#### WHAT THIS TASK INVOLVES:
Return every line below in which "provided" appears.

(Stored records)
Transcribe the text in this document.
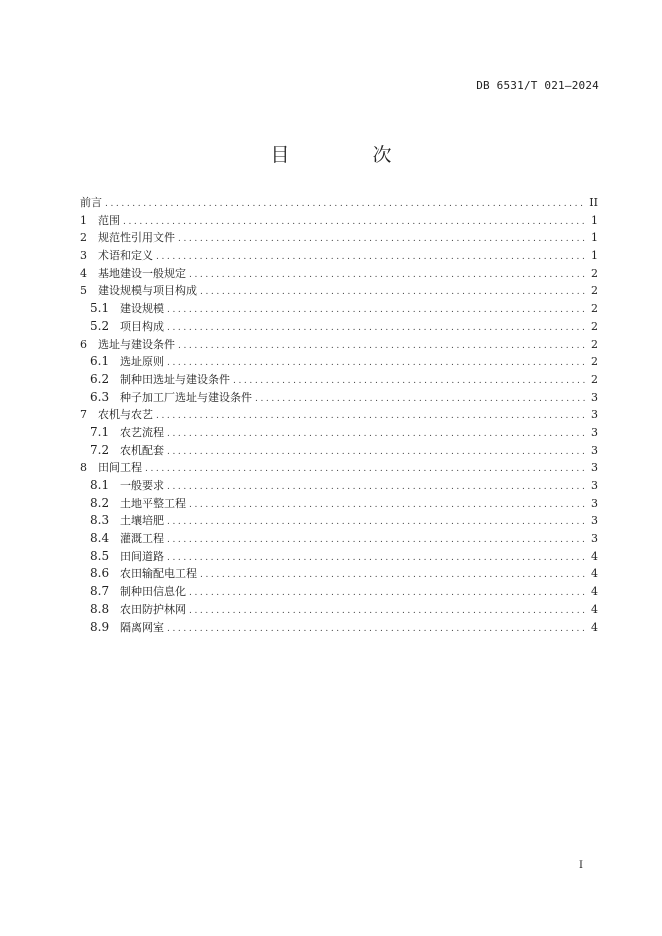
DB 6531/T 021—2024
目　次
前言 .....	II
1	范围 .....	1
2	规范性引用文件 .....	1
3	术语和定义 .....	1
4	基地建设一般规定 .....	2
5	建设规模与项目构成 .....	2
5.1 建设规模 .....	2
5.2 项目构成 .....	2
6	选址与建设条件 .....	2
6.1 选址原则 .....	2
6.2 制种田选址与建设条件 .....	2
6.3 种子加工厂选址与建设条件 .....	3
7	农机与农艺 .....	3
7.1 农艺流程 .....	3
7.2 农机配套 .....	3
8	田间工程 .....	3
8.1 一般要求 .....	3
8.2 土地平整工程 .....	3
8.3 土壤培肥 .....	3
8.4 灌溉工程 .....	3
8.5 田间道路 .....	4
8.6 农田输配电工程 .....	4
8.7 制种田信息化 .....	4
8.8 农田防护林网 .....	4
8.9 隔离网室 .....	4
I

...

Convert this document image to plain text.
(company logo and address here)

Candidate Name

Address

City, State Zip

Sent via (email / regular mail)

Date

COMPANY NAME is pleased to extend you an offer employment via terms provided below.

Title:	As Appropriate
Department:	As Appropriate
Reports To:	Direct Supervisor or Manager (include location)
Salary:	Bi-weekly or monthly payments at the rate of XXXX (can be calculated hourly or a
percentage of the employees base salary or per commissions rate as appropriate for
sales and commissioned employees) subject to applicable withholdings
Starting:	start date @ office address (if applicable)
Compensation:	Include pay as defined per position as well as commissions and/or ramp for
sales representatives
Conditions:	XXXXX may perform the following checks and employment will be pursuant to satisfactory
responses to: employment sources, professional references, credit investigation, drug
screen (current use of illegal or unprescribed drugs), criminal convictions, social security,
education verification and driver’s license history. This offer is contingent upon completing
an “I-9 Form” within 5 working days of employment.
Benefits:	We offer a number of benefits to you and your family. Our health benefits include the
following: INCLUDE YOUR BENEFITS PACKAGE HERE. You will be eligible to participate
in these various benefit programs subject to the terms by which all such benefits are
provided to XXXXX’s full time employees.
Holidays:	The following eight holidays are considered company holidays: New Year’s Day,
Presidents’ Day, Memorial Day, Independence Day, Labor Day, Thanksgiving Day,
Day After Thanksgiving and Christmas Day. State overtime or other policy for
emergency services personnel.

#### ANSWER BELOW:
COMPANY NAME is pleased to extend you an offer employment via terms provided below.
provided to XXXXX’s full time employees.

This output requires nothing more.